>>

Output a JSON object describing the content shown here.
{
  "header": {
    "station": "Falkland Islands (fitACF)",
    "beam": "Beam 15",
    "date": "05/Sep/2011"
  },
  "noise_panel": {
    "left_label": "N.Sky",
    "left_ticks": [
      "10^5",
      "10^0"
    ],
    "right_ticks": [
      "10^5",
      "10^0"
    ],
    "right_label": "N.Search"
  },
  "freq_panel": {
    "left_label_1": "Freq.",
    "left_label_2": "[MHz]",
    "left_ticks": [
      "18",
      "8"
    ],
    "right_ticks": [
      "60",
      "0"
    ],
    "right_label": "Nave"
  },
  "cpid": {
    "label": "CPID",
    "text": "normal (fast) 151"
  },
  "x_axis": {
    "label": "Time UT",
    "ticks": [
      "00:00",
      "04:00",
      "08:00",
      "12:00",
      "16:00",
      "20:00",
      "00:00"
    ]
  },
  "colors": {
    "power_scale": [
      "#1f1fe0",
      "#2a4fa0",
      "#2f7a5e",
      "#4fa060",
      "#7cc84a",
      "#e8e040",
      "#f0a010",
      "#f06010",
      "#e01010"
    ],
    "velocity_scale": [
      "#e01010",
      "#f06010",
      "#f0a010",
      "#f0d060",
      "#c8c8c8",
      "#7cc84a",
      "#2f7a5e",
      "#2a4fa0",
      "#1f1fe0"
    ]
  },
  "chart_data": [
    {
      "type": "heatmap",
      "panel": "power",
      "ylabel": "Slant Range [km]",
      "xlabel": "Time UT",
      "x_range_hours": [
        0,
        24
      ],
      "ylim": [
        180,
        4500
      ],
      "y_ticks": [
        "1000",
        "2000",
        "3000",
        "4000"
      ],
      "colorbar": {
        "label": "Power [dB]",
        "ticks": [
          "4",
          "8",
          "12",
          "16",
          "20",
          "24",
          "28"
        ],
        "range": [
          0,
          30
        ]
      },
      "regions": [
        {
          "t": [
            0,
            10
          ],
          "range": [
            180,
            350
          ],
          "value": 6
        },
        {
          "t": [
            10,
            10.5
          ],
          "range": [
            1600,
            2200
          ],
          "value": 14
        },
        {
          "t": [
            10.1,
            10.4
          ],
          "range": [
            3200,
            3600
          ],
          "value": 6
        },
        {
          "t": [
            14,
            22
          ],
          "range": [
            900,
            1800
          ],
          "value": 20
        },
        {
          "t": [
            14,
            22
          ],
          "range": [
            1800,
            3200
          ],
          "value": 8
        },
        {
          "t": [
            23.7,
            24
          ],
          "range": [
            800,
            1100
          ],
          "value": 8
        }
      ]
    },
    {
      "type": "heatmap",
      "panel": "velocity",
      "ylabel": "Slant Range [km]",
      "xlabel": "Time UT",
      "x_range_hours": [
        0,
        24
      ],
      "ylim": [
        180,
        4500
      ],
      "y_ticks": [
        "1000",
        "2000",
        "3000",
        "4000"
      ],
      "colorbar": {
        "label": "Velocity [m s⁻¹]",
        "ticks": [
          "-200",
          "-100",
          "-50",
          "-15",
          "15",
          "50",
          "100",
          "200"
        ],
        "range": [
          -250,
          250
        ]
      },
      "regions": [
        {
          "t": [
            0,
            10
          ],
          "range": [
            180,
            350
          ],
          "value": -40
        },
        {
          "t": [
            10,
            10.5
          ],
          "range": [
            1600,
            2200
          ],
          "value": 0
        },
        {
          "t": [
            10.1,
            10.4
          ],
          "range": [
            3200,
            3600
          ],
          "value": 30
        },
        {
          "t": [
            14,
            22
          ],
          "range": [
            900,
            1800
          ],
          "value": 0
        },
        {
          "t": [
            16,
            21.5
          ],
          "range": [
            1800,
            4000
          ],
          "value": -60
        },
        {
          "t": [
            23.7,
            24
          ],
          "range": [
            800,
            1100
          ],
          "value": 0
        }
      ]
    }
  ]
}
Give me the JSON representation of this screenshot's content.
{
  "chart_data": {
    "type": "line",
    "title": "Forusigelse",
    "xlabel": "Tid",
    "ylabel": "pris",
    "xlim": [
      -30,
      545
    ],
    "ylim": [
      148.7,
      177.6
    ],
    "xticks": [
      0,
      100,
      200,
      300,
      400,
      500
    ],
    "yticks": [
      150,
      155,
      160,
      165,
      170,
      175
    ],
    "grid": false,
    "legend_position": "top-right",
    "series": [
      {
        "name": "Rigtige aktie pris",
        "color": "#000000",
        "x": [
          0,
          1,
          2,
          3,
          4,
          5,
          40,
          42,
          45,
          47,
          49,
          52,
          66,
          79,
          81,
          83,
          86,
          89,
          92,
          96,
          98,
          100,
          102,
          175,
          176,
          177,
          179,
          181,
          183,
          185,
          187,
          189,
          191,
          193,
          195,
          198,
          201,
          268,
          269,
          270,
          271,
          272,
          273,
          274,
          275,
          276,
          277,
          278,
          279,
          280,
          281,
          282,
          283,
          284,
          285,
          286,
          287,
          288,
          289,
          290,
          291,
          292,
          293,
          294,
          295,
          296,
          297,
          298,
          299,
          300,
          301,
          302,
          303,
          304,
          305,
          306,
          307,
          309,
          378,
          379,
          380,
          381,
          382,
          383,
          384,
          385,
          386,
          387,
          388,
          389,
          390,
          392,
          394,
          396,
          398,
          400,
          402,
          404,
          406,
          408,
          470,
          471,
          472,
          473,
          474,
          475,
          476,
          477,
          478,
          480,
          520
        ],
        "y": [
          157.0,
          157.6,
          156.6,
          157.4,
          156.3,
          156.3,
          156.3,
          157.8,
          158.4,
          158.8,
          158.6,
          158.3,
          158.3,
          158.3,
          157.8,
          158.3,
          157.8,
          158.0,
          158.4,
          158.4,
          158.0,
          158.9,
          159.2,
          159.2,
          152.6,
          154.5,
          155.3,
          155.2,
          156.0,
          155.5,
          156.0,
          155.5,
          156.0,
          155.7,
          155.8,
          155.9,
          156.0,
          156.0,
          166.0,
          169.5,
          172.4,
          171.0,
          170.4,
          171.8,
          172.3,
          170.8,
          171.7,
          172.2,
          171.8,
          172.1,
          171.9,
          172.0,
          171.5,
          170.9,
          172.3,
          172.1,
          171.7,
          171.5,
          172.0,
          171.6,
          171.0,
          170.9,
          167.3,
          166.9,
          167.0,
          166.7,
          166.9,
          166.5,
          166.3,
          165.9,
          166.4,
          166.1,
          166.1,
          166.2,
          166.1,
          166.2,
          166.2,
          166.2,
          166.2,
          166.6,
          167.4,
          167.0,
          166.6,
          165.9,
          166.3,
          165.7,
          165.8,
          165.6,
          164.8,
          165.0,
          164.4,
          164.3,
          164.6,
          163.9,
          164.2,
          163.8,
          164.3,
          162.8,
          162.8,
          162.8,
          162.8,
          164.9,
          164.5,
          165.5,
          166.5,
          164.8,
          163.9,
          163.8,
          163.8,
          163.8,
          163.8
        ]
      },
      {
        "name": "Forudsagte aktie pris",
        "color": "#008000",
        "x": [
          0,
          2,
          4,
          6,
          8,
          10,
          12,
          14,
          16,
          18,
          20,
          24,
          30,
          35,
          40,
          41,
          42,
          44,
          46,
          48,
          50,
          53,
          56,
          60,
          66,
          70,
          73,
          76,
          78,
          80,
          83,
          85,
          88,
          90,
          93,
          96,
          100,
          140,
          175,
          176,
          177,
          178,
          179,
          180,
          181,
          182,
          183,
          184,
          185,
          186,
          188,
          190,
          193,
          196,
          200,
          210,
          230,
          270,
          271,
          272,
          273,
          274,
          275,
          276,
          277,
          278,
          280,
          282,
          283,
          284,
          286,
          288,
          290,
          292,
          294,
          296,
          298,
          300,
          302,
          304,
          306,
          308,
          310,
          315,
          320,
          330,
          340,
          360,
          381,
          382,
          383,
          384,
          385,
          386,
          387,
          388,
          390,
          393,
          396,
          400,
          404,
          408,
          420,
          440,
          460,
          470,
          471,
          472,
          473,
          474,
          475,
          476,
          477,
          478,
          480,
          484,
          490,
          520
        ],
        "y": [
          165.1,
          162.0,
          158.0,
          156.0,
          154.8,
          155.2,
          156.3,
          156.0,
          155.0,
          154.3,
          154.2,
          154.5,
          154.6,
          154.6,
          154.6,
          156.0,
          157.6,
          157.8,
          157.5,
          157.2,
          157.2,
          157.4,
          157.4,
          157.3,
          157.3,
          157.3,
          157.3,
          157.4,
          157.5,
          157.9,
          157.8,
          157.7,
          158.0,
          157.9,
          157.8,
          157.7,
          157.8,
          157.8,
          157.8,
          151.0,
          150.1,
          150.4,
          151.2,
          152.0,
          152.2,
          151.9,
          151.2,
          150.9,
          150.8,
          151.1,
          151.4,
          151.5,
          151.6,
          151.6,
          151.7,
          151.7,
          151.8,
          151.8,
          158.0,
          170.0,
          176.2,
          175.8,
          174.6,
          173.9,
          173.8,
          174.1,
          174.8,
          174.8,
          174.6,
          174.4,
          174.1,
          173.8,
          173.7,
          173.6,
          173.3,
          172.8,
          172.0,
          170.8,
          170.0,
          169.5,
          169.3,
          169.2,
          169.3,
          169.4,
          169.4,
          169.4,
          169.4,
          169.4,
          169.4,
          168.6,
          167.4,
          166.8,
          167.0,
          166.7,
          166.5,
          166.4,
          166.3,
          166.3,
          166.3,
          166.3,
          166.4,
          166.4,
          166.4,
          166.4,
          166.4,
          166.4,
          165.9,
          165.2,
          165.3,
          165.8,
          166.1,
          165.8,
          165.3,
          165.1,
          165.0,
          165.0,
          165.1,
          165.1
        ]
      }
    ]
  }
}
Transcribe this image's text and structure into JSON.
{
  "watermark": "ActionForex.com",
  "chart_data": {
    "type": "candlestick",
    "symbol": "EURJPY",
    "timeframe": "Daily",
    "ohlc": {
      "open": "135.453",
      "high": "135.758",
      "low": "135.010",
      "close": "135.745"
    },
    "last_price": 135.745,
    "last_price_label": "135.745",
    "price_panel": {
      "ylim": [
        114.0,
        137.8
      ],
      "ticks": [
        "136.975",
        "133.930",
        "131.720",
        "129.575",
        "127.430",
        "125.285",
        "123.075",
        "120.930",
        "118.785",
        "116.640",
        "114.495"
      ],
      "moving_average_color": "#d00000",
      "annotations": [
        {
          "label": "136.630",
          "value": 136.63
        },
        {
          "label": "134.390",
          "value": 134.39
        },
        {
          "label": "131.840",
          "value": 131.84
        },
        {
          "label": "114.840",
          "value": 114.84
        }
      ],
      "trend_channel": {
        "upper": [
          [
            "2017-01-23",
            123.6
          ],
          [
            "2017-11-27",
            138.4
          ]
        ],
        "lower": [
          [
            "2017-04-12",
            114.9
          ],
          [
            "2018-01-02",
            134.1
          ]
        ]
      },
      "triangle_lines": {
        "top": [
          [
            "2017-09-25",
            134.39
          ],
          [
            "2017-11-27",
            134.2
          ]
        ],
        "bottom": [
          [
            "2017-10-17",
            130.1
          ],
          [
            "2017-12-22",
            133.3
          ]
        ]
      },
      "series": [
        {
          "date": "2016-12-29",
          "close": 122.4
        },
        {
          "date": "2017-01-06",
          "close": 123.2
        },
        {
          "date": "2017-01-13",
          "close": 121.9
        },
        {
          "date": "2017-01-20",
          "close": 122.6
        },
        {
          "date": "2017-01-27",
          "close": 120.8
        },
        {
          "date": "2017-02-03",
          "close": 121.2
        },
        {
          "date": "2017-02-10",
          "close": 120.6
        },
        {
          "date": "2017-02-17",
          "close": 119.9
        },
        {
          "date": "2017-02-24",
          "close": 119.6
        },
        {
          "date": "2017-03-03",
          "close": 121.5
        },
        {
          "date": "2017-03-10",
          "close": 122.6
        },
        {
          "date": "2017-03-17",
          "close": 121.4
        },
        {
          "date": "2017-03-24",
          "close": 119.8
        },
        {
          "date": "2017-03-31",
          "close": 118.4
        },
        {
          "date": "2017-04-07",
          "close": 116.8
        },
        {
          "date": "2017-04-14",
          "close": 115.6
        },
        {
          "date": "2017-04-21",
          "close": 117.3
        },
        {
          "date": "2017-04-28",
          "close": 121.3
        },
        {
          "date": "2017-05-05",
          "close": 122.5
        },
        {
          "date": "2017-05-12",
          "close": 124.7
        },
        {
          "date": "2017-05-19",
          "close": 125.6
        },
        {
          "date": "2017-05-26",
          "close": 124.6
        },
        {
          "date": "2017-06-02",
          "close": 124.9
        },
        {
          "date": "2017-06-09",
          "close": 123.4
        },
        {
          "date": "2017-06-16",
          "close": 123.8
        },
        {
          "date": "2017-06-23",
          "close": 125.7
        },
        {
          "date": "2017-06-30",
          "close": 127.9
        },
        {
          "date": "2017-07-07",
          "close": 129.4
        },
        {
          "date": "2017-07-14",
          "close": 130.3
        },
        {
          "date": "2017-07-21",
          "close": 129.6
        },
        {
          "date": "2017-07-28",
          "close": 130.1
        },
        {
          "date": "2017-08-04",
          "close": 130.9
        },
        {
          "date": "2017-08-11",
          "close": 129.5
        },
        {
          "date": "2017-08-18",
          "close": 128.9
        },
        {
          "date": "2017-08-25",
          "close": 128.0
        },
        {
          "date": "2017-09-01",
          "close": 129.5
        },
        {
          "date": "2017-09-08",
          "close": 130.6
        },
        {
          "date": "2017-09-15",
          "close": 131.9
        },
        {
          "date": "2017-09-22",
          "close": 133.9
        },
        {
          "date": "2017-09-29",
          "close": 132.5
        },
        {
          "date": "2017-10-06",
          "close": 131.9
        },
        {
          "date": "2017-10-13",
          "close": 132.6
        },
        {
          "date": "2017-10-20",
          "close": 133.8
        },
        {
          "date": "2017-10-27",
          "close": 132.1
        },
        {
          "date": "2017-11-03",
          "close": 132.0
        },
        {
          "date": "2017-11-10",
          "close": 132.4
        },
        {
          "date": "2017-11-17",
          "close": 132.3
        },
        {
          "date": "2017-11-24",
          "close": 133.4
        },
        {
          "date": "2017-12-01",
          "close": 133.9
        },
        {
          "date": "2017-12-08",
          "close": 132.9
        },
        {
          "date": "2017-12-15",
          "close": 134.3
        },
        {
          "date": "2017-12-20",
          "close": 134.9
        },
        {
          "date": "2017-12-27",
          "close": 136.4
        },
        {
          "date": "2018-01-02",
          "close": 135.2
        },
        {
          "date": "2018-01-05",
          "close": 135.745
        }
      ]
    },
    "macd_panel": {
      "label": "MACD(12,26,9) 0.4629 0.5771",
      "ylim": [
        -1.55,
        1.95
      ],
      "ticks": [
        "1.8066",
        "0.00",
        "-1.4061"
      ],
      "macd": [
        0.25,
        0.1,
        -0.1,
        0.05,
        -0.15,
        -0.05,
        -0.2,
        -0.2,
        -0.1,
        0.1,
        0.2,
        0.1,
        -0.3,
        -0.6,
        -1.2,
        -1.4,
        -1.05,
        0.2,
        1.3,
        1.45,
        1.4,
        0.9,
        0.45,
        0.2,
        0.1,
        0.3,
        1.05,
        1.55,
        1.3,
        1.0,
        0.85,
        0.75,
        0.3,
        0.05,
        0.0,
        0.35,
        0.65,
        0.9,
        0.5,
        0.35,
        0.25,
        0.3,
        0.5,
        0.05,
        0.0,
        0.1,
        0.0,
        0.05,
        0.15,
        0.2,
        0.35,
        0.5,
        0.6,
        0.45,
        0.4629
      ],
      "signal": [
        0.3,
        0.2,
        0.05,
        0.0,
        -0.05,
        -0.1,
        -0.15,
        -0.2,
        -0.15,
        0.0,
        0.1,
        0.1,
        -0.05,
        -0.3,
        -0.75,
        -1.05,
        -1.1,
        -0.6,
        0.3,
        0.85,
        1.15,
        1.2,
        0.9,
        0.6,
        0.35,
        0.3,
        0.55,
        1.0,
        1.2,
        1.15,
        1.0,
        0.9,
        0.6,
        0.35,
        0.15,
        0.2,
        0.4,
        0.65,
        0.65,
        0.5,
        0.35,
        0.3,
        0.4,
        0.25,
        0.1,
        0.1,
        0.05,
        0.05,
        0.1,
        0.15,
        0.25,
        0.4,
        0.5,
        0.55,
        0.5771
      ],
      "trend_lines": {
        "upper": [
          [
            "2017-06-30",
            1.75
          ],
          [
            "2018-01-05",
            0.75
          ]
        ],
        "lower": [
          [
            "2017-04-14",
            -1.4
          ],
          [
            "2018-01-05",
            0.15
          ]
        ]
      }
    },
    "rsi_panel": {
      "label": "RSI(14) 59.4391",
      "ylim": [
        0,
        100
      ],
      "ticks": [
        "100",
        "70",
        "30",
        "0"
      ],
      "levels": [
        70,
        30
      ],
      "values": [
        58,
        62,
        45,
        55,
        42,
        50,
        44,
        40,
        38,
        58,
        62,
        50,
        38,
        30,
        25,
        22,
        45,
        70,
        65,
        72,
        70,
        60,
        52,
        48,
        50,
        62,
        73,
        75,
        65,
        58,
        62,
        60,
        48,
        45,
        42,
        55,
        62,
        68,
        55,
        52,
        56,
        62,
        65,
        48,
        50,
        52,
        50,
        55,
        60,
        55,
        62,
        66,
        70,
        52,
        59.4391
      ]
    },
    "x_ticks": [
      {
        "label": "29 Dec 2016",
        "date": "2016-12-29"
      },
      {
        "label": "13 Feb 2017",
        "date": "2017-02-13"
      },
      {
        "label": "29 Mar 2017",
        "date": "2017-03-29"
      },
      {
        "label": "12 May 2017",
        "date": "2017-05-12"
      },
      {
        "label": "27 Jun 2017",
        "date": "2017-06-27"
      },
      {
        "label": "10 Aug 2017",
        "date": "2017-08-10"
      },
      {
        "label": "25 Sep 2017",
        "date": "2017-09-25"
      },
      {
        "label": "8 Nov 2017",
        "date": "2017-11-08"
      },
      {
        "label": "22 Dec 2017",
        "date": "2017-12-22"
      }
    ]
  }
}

<<

### Brief
Locate and copy each line in the data above that includes the word "this".

### Full solution
Give me the JSON representation of this screenshot's content.
Transcribe this image's text and structure into JSON.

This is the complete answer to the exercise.